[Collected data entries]
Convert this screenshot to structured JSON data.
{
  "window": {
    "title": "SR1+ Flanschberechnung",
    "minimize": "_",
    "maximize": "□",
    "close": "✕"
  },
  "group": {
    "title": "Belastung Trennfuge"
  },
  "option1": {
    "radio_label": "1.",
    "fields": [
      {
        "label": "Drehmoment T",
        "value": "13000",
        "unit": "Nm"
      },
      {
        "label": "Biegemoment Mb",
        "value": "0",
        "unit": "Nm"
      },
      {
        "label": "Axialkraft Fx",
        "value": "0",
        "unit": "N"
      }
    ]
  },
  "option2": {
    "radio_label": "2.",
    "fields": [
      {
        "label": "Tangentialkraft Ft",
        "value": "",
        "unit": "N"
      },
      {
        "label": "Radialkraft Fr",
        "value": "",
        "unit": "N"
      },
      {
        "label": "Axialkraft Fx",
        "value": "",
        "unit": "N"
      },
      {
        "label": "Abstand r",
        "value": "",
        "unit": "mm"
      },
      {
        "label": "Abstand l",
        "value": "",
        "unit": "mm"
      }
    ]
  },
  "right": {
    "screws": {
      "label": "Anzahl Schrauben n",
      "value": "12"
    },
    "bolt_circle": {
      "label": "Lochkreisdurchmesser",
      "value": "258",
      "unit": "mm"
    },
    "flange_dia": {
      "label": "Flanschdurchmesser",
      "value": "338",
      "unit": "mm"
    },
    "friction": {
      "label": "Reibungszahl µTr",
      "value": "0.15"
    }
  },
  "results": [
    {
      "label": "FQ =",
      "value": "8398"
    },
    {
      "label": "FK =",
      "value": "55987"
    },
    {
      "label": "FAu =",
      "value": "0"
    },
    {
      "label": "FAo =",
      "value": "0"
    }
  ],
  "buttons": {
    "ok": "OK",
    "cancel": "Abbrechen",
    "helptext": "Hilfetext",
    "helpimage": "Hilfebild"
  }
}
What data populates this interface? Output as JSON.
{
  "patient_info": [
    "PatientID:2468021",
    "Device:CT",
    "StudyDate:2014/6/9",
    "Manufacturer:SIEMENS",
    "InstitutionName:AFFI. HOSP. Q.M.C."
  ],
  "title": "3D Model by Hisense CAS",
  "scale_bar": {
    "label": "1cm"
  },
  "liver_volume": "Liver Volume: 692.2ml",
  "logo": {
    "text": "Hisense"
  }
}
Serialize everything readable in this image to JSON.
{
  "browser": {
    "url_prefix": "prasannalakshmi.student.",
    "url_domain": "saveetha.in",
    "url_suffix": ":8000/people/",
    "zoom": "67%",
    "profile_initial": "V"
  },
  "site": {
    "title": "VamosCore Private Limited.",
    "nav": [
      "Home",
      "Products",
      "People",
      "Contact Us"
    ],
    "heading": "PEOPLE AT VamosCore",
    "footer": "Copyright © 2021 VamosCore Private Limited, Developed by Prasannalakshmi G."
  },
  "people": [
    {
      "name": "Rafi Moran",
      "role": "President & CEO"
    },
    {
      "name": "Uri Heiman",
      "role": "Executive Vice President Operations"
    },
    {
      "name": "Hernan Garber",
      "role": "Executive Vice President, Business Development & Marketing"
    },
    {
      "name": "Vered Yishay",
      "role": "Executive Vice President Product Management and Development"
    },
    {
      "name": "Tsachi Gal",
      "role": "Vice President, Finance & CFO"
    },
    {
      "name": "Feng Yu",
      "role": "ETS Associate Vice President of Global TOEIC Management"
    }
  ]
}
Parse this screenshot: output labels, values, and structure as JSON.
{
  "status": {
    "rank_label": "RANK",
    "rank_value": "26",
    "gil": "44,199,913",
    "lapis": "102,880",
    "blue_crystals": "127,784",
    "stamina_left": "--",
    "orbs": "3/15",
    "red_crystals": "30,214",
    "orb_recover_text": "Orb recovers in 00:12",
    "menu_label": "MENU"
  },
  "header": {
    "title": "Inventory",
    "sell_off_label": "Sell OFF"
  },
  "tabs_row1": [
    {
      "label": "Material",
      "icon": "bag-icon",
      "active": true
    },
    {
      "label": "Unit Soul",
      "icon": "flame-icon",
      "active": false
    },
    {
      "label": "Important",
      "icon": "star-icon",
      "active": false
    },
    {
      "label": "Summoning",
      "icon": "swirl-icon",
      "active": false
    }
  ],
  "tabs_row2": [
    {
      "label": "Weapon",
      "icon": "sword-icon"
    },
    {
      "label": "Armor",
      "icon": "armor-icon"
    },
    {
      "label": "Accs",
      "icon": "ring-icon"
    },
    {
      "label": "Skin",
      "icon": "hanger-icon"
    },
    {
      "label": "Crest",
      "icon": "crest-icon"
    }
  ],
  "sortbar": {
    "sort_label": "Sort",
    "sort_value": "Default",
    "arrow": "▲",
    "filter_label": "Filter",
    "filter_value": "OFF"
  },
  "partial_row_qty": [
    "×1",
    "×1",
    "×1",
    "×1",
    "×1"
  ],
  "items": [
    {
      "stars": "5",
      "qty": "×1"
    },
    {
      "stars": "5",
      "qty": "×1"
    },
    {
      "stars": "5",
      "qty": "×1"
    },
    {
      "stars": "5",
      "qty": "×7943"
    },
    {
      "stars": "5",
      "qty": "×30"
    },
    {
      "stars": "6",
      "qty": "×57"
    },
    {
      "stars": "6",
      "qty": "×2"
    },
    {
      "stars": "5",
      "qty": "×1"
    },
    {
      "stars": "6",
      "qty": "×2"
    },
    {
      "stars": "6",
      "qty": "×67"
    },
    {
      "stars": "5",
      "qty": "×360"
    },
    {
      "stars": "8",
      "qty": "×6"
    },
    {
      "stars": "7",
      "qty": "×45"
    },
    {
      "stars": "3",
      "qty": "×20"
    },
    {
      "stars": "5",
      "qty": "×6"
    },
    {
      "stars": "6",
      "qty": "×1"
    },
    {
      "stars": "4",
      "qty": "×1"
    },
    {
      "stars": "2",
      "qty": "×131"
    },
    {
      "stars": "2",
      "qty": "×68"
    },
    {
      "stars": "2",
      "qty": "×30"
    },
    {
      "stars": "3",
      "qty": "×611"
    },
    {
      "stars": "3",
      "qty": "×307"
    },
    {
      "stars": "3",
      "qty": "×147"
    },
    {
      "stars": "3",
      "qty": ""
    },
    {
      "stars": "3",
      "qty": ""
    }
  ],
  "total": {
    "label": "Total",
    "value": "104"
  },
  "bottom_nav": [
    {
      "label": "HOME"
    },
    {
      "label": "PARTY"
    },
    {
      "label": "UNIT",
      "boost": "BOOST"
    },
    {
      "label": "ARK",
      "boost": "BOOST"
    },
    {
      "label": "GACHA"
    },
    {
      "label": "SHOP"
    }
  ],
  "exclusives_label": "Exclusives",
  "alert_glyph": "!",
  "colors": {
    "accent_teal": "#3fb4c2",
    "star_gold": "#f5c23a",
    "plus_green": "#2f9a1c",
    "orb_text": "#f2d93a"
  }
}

- REQUIRED TASK: Answer with one number: how many lines of the entries above include the word "Private".

- FULL SOLUTION: 2